● WRITTEN INSTRUCTION
Copy the following data line for line, keeping every character the same.

Rows from a dataset:
------

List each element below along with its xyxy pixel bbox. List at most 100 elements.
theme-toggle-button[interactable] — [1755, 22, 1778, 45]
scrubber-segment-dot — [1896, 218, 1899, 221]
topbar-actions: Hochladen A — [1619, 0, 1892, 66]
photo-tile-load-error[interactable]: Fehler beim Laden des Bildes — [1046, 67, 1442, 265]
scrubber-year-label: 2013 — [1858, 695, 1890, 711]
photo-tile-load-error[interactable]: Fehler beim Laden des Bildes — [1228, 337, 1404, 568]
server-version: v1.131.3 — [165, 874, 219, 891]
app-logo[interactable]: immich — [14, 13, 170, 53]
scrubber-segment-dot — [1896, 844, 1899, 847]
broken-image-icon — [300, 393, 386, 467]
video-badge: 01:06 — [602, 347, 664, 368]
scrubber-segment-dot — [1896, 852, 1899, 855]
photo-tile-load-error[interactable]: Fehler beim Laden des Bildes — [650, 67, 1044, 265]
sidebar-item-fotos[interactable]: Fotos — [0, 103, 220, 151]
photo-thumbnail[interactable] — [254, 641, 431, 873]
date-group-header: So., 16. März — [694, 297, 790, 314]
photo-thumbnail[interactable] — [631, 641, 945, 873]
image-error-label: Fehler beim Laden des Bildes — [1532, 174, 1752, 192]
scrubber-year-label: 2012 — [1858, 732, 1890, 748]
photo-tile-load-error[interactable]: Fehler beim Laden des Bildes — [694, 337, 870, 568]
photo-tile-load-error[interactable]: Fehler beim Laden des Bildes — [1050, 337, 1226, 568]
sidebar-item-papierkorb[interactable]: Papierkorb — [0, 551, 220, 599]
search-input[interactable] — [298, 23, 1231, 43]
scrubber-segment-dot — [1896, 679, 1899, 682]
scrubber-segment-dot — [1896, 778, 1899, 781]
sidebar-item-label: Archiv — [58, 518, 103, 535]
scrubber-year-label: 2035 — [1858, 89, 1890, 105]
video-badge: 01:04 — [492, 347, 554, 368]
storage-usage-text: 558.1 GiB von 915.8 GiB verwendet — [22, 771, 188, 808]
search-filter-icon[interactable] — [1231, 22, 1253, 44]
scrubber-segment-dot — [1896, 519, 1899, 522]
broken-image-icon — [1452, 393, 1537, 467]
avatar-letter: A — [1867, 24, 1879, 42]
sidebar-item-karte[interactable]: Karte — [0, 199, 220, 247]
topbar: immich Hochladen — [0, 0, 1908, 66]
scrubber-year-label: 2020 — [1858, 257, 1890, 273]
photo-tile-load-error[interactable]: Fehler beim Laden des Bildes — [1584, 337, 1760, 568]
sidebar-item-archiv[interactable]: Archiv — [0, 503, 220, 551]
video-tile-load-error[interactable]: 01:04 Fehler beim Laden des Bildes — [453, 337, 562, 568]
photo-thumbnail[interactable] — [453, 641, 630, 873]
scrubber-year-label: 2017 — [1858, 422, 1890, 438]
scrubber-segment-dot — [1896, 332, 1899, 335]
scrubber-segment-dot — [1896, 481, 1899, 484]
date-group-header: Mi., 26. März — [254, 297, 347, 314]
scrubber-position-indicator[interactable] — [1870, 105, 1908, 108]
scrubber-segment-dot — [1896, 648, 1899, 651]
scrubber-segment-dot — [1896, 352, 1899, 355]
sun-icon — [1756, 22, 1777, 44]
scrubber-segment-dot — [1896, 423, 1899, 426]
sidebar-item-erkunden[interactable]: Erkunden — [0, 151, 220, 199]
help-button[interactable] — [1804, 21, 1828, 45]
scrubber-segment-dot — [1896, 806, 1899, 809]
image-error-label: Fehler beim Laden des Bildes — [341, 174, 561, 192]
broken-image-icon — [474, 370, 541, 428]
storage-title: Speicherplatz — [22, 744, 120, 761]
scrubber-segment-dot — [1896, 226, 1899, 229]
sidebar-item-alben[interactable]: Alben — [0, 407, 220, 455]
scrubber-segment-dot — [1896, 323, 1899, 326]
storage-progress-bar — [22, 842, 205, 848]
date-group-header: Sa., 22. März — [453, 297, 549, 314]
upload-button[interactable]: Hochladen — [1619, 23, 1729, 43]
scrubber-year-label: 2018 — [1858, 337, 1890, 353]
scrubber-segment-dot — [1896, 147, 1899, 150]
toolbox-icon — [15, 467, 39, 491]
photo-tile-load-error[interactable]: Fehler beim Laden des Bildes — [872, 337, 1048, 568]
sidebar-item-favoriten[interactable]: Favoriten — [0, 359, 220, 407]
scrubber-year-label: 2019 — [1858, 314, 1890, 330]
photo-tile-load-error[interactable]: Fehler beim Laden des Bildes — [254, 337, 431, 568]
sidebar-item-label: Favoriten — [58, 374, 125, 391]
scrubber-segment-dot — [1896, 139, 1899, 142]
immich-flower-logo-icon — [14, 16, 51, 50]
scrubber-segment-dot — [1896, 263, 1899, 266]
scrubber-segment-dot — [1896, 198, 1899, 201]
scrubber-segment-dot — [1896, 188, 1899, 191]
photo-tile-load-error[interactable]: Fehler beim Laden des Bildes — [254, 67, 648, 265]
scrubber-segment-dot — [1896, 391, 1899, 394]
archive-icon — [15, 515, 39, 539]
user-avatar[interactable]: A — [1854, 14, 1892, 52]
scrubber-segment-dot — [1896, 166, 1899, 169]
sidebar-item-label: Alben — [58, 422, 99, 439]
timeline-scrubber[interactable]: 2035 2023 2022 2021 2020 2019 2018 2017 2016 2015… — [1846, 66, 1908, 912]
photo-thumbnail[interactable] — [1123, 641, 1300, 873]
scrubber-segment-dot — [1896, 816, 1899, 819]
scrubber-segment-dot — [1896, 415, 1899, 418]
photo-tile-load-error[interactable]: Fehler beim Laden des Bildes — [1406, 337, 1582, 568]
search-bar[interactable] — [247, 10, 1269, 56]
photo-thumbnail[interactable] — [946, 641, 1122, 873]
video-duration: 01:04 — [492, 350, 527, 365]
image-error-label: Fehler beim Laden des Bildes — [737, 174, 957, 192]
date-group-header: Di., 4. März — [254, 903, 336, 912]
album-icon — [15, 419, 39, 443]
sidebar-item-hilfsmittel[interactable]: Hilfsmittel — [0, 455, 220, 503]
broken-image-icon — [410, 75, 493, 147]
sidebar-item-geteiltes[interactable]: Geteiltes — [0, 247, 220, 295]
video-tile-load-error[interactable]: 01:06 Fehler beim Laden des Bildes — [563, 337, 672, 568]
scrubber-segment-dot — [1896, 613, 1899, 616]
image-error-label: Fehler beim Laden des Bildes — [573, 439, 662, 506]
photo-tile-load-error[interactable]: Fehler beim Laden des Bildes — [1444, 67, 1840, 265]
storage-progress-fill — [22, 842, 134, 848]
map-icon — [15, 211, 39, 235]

------

● RESULT OF THE EXERCISE
List each element below along with its xyxy pixel bbox. List at most 100 elements.
theme-toggle-button[interactable] — [1755, 22, 1778, 45]
scrubber-segment-dot — [1896, 218, 1899, 221]
topbar-actions: Hochladen A — [1619, 0, 1892, 66]
photo-tile-load-error[interactable]: Fehler beim Laden des Bildes — [1046, 67, 1442, 265]
scrubber-year-label: 2013 — [1858, 695, 1890, 711]
photo-tile-load-error[interactable]: Fehler beim Laden des Bildes — [1228, 337, 1404, 568]
server-version: v1.131.3 — [165, 874, 219, 891]
app-logo[interactable]: immich — [14, 13, 170, 53]
scrubber-segment-dot — [1896, 844, 1899, 847]
broken-image-icon — [300, 393, 386, 467]
video-badge: 01:06 — [602, 347, 664, 368]
scrubber-segment-dot — [1896, 852, 1899, 855]
photo-tile-load-error[interactable]: Fehler beim Laden des Bildes — [650, 67, 1044, 265]
sidebar-item-fotos[interactable]: Fotos — [0, 103, 220, 151]
photo-thumbnail[interactable] — [254, 641, 431, 873]
date-group-header: So., 16. März — [694, 297, 790, 314]
photo-thumbnail[interactable] — [631, 641, 945, 873]
image-error-label: Fehler beim Laden des Bildes — [1532, 174, 1752, 192]
scrubber-year-label: 2012 — [1858, 732, 1890, 748]
photo-tile-load-error[interactable]: Fehler beim Laden des Bildes — [694, 337, 870, 568]
photo-tile-load-error[interactable]: Fehler beim Laden des Bildes — [1050, 337, 1226, 568]
sidebar-item-papierkorb[interactable]: Papierkorb — [0, 551, 220, 599]
search-input[interactable] — [298, 23, 1231, 43]
scrubber-segment-dot — [1896, 679, 1899, 682]
scrubber-segment-dot — [1896, 778, 1899, 781]
sidebar-item-label: Archiv — [58, 518, 103, 535]
scrubber-year-label: 2035 — [1858, 89, 1890, 105]
video-badge: 01:04 — [492, 347, 554, 368]
storage-usage-text: 558.1 GiB von 915.8 GiB verwendet — [22, 771, 188, 808]
search-filter-icon[interactable] — [1231, 22, 1253, 44]
scrubber-segment-dot — [1896, 519, 1899, 522]
broken-image-icon — [1452, 393, 1537, 467]
avatar-letter: A — [1867, 24, 1879, 42]
sidebar-item-karte[interactable]: Karte — [0, 199, 220, 247]
topbar: immich Hochladen — [0, 0, 1908, 66]
scrubber-year-label: 2020 — [1858, 257, 1890, 273]
photo-tile-load-error[interactable]: Fehler beim Laden des Bildes — [1584, 337, 1760, 568]
sidebar-item-archiv[interactable]: Archiv — [0, 503, 220, 551]
video-tile-load-error[interactable]: 01:04 Fehler beim Laden des Bildes — [453, 337, 562, 568]
photo-thumbnail[interactable] — [453, 641, 630, 873]
scrubber-year-label: 2017 — [1858, 422, 1890, 438]
scrubber-segment-dot — [1896, 332, 1899, 335]
scrubber-segment-dot — [1896, 481, 1899, 484]
date-group-header: Mi., 26. März — [254, 297, 347, 314]
scrubber-position-indicator[interactable] — [1870, 105, 1908, 108]
scrubber-segment-dot — [1896, 648, 1899, 651]
scrubber-segment-dot — [1896, 352, 1899, 355]
sun-icon — [1756, 22, 1777, 44]
scrubber-segment-dot — [1896, 423, 1899, 426]
sidebar-item-erkunden[interactable]: Erkunden — [0, 151, 220, 199]
help-button[interactable] — [1804, 21, 1828, 45]
scrubber-segment-dot — [1896, 806, 1899, 809]
image-error-label: Fehler beim Laden des Bildes — [341, 174, 561, 192]
broken-image-icon — [474, 370, 541, 428]
storage-title: Speicherplatz — [22, 744, 120, 761]
scrubber-segment-dot — [1896, 226, 1899, 229]
sidebar-item-alben[interactable]: Alben — [0, 407, 220, 455]
scrubber-segment-dot — [1896, 323, 1899, 326]
storage-progress-bar — [22, 842, 205, 848]
date-group-header: Sa., 22. März — [453, 297, 549, 314]
upload-button[interactable]: Hochladen — [1619, 23, 1729, 43]
scrubber-year-label: 2018 — [1858, 337, 1890, 353]
scrubber-segment-dot — [1896, 147, 1899, 150]
toolbox-icon — [15, 467, 39, 491]
photo-tile-load-error[interactable]: Fehler beim Laden des Bildes — [872, 337, 1048, 568]
sidebar-item-favoriten[interactable]: Favoriten — [0, 359, 220, 407]
scrubber-year-label: 2019 — [1858, 314, 1890, 330]
photo-tile-load-error[interactable]: Fehler beim Laden des Bildes — [254, 337, 431, 568]
sidebar-item-label: Favoriten — [58, 374, 125, 391]
scrubber-segment-dot — [1896, 139, 1899, 142]
immich-flower-logo-icon — [14, 16, 51, 50]
scrubber-segment-dot — [1896, 263, 1899, 266]
scrubber-segment-dot — [1896, 198, 1899, 201]
scrubber-segment-dot — [1896, 188, 1899, 191]
photo-tile-load-error[interactable]: Fehler beim Laden des Bildes — [254, 67, 648, 265]
scrubber-segment-dot — [1896, 391, 1899, 394]
archive-icon — [15, 515, 39, 539]
user-avatar[interactable]: A — [1854, 14, 1892, 52]
scrubber-segment-dot — [1896, 166, 1899, 169]
sidebar-item-label: Alben — [58, 422, 99, 439]
timeline-scrubber[interactable]: 2035 2023 2022 2021 2020 2019 2018 2017 2016 2015… — [1846, 66, 1908, 912]
photo-thumbnail[interactable] — [1123, 641, 1300, 873]
scrubber-segment-dot — [1896, 816, 1899, 819]
scrubber-segment-dot — [1896, 415, 1899, 418]
photo-tile-load-error[interactable]: Fehler beim Laden des Bildes — [1406, 337, 1582, 568]
search-bar[interactable] — [247, 10, 1269, 56]
photo-thumbnail[interactable] — [946, 641, 1122, 873]
video-duration: 01:04 — [492, 350, 527, 365]
image-error-label: Fehler beim Laden des Bildes — [737, 174, 957, 192]
date-group-header: Di., 4. März — [254, 903, 336, 912]
album-icon — [15, 419, 39, 443]
sidebar-item-hilfsmittel[interactable]: Hilfsmittel — [0, 455, 220, 503]
broken-image-icon — [410, 75, 493, 147]
sidebar-item-geteiltes[interactable]: Geteiltes — [0, 247, 220, 295]
video-tile-load-error[interactable]: 01:06 Fehler beim Laden des Bildes — [563, 337, 672, 568]
scrubber-segment-dot — [1896, 613, 1899, 616]
image-error-label: Fehler beim Laden des Bildes — [573, 439, 662, 506]
photo-tile-load-error[interactable]: Fehler beim Laden des Bildes — [1444, 67, 1840, 265]
storage-progress-fill — [22, 842, 134, 848]
map-icon — [15, 211, 39, 235]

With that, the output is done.